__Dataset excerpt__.
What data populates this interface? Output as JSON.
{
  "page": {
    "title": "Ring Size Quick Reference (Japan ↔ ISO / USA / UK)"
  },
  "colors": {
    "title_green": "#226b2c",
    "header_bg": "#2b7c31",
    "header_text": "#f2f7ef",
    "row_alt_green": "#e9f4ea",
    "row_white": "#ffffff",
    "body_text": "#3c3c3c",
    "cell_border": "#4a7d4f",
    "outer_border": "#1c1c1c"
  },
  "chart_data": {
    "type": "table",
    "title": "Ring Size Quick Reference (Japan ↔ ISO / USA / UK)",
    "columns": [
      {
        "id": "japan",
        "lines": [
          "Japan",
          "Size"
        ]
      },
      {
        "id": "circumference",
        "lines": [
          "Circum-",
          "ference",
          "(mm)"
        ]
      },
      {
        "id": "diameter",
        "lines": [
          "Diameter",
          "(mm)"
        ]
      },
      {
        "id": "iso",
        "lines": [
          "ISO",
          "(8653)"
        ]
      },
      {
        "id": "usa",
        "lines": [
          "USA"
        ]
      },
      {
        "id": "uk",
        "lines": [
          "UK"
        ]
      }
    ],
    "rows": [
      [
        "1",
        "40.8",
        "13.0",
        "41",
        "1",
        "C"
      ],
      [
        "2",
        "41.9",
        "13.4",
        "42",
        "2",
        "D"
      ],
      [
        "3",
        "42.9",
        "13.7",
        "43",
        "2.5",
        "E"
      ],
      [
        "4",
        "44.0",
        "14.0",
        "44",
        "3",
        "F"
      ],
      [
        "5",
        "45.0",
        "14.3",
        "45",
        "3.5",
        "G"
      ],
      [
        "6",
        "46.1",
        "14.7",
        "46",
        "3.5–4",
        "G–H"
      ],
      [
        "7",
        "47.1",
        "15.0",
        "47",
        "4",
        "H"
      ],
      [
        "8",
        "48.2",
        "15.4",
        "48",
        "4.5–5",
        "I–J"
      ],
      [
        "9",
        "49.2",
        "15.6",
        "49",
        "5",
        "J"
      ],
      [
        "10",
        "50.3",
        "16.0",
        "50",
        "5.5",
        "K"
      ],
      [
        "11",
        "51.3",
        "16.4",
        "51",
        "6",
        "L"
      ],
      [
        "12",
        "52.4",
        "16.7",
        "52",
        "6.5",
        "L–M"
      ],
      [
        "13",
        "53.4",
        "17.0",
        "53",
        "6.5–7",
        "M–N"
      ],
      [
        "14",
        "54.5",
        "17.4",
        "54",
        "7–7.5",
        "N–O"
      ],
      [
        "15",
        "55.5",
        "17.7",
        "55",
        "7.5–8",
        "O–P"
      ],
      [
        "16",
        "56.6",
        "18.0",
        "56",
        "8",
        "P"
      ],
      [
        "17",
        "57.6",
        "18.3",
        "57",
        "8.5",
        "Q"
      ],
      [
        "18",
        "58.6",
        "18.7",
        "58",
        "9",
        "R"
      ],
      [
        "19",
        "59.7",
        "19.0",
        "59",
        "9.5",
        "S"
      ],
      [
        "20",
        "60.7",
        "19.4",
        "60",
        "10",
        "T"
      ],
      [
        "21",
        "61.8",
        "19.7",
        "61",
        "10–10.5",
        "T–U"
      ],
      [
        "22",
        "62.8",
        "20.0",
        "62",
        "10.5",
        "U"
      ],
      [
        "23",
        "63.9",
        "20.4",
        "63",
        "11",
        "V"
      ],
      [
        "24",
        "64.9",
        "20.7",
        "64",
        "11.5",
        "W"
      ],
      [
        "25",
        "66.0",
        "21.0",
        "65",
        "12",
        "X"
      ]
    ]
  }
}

__Required work__.
Copy all the lines, exactly.

__Final result__.
What data populates this interface? Output as JSON.
{
  "page": {
    "title": "Ring Size Quick Reference (Japan ↔ ISO / USA / UK)"
  },
  "colors": {
    "title_green": "#226b2c",
    "header_bg": "#2b7c31",
    "header_text": "#f2f7ef",
    "row_alt_green": "#e9f4ea",
    "row_white": "#ffffff",
    "body_text": "#3c3c3c",
    "cell_border": "#4a7d4f",
    "outer_border": "#1c1c1c"
  },
  "chart_data": {
    "type": "table",
    "title": "Ring Size Quick Reference (Japan ↔ ISO / USA / UK)",
    "columns": [
      {
        "id": "japan",
        "lines": [
          "Japan",
          "Size"
        ]
      },
      {
        "id": "circumference",
        "lines": [
          "Circum-",
          "ference",
          "(mm)"
        ]
      },
      {
        "id": "diameter",
        "lines": [
          "Diameter",
          "(mm)"
        ]
      },
      {
        "id": "iso",
        "lines": [
          "ISO",
          "(8653)"
        ]
      },
      {
        "id": "usa",
        "lines": [
          "USA"
        ]
      },
      {
        "id": "uk",
        "lines": [
          "UK"
        ]
      }
    ],
    "rows": [
      [
        "1",
        "40.8",
        "13.0",
        "41",
        "1",
        "C"
      ],
      [
        "2",
        "41.9",
        "13.4",
        "42",
        "2",
        "D"
      ],
      [
        "3",
        "42.9",
        "13.7",
        "43",
        "2.5",
        "E"
      ],
      [
        "4",
        "44.0",
        "14.0",
        "44",
        "3",
        "F"
      ],
      [
        "5",
        "45.0",
        "14.3",
        "45",
        "3.5",
        "G"
      ],
      [
        "6",
        "46.1",
        "14.7",
        "46",
        "3.5–4",
        "G–H"
      ],
      [
        "7",
        "47.1",
        "15.0",
        "47",
        "4",
        "H"
      ],
      [
        "8",
        "48.2",
        "15.4",
        "48",
        "4.5–5",
        "I–J"
      ],
      [
        "9",
        "49.2",
        "15.6",
        "49",
        "5",
        "J"
      ],
      [
        "10",
        "50.3",
        "16.0",
        "50",
        "5.5",
        "K"
      ],
      [
        "11",
        "51.3",
        "16.4",
        "51",
        "6",
        "L"
      ],
      [
        "12",
        "52.4",
        "16.7",
        "52",
        "6.5",
        "L–M"
      ],
      [
        "13",
        "53.4",
        "17.0",
        "53",
        "6.5–7",
        "M–N"
      ],
      [
        "14",
        "54.5",
        "17.4",
        "54",
        "7–7.5",
        "N–O"
      ],
      [
        "15",
        "55.5",
        "17.7",
        "55",
        "7.5–8",
        "O–P"
      ],
      [
        "16",
        "56.6",
        "18.0",
        "56",
        "8",
        "P"
      ],
      [
        "17",
        "57.6",
        "18.3",
        "57",
        "8.5",
        "Q"
      ],
      [
        "18",
        "58.6",
        "18.7",
        "58",
        "9",
        "R"
      ],
      [
        "19",
        "59.7",
        "19.0",
        "59",
        "9.5",
        "S"
      ],
      [
        "20",
        "60.7",
        "19.4",
        "60",
        "10",
        "T"
      ],
      [
        "21",
        "61.8",
        "19.7",
        "61",
        "10–10.5",
        "T–U"
      ],
      [
        "22",
        "62.8",
        "20.0",
        "62",
        "10.5",
        "U"
      ],
      [
        "23",
        "63.9",
        "20.4",
        "63",
        "11",
        "V"
      ],
      [
        "24",
        "64.9",
        "20.7",
        "64",
        "11.5",
        "W"
      ],
      [
        "25",
        "66.0",
        "21.0",
        "65",
        "12",
        "X"
      ]
    ]
  }
}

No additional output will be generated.